Quote the data below in full, please, without altering anything.

* begin Data for this exercise *

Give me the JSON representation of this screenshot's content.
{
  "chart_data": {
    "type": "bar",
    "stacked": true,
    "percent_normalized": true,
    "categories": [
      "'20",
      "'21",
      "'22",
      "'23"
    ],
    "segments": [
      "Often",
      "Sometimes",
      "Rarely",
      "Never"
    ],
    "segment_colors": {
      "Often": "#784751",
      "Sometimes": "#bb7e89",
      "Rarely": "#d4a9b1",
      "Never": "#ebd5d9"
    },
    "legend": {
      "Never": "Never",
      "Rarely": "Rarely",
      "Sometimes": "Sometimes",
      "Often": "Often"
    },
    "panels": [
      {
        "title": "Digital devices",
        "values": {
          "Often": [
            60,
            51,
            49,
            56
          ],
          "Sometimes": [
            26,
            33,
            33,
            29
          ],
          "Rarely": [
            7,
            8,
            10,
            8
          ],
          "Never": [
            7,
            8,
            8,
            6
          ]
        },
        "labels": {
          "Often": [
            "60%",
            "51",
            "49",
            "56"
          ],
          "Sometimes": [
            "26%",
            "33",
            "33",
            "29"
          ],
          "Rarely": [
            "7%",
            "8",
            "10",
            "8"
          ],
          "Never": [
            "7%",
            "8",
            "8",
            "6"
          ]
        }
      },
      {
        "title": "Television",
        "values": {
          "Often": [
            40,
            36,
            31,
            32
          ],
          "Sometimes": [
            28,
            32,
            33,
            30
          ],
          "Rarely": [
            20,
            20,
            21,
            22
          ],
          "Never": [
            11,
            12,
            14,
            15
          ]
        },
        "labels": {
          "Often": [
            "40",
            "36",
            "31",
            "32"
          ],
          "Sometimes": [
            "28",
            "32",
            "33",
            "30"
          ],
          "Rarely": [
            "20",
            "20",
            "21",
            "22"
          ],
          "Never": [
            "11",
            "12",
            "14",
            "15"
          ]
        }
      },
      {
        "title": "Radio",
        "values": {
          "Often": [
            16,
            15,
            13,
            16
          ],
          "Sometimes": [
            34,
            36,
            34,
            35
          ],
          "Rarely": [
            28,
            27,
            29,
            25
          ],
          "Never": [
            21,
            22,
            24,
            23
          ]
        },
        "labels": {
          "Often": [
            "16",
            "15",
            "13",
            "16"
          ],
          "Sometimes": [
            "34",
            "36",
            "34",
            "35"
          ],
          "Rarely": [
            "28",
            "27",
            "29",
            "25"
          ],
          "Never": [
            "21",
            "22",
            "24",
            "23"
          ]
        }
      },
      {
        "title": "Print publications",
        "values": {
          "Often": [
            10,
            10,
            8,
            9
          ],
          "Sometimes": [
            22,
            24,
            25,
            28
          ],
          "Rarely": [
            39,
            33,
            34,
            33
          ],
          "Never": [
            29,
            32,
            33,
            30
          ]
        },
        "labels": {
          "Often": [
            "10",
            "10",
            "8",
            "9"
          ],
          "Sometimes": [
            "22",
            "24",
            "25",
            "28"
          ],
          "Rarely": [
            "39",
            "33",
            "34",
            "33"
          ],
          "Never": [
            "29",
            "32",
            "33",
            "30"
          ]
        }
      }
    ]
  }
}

* end Data for this exercise *

◆ Full response ◆
Give me the JSON representation of this screenshot's content.
{
  "chart_data": {
    "type": "bar",
    "stacked": true,
    "percent_normalized": true,
    "categories": [
      "'20",
      "'21",
      "'22",
      "'23"
    ],
    "segments": [
      "Often",
      "Sometimes",
      "Rarely",
      "Never"
    ],
    "segment_colors": {
      "Often": "#784751",
      "Sometimes": "#bb7e89",
      "Rarely": "#d4a9b1",
      "Never": "#ebd5d9"
    },
    "legend": {
      "Never": "Never",
      "Rarely": "Rarely",
      "Sometimes": "Sometimes",
      "Often": "Often"
    },
    "panels": [
      {
        "title": "Digital devices",
        "values": {
          "Often": [
            60,
            51,
            49,
            56
          ],
          "Sometimes": [
            26,
            33,
            33,
            29
          ],
          "Rarely": [
            7,
            8,
            10,
            8
          ],
          "Never": [
            7,
            8,
            8,
            6
          ]
        },
        "labels": {
          "Often": [
            "60%",
            "51",
            "49",
            "56"
          ],
          "Sometimes": [
            "26%",
            "33",
            "33",
            "29"
          ],
          "Rarely": [
            "7%",
            "8",
            "10",
            "8"
          ],
          "Never": [
            "7%",
            "8",
            "8",
            "6"
          ]
        }
      },
      {
        "title": "Television",
        "values": {
          "Often": [
            40,
            36,
            31,
            32
          ],
          "Sometimes": [
            28,
            32,
            33,
            30
          ],
          "Rarely": [
            20,
            20,
            21,
            22
          ],
          "Never": [
            11,
            12,
            14,
            15
          ]
        },
        "labels": {
          "Often": [
            "40",
            "36",
            "31",
            "32"
          ],
          "Sometimes": [
            "28",
            "32",
            "33",
            "30"
          ],
          "Rarely": [
            "20",
            "20",
            "21",
            "22"
          ],
          "Never": [
            "11",
            "12",
            "14",
            "15"
          ]
        }
      },
      {
        "title": "Radio",
        "values": {
          "Often": [
            16,
            15,
            13,
            16
          ],
          "Sometimes": [
            34,
            36,
            34,
            35
          ],
          "Rarely": [
            28,
            27,
            29,
            25
          ],
          "Never": [
            21,
            22,
            24,
            23
          ]
        },
        "labels": {
          "Often": [
            "16",
            "15",
            "13",
            "16"
          ],
          "Sometimes": [
            "34",
            "36",
            "34",
            "35"
          ],
          "Rarely": [
            "28",
            "27",
            "29",
            "25"
          ],
          "Never": [
            "21",
            "22",
            "24",
            "23"
          ]
        }
      },
      {
        "title": "Print publications",
        "values": {
          "Often": [
            10,
            10,
            8,
            9
          ],
          "Sometimes": [
            22,
            24,
            25,
            28
          ],
          "Rarely": [
            39,
            33,
            34,
            33
          ],
          "Never": [
            29,
            32,
            33,
            30
          ]
        },
        "labels": {
          "Often": [
            "10",
            "10",
            "8",
            "9"
          ],
          "Sometimes": [
            "22",
            "24",
            "25",
            "28"
          ],
          "Rarely": [
            "39",
            "33",
            "34",
            "33"
          ],
          "Never": [
            "29",
            "32",
            "33",
            "30"
          ]
        }
      }
    ]
  }
}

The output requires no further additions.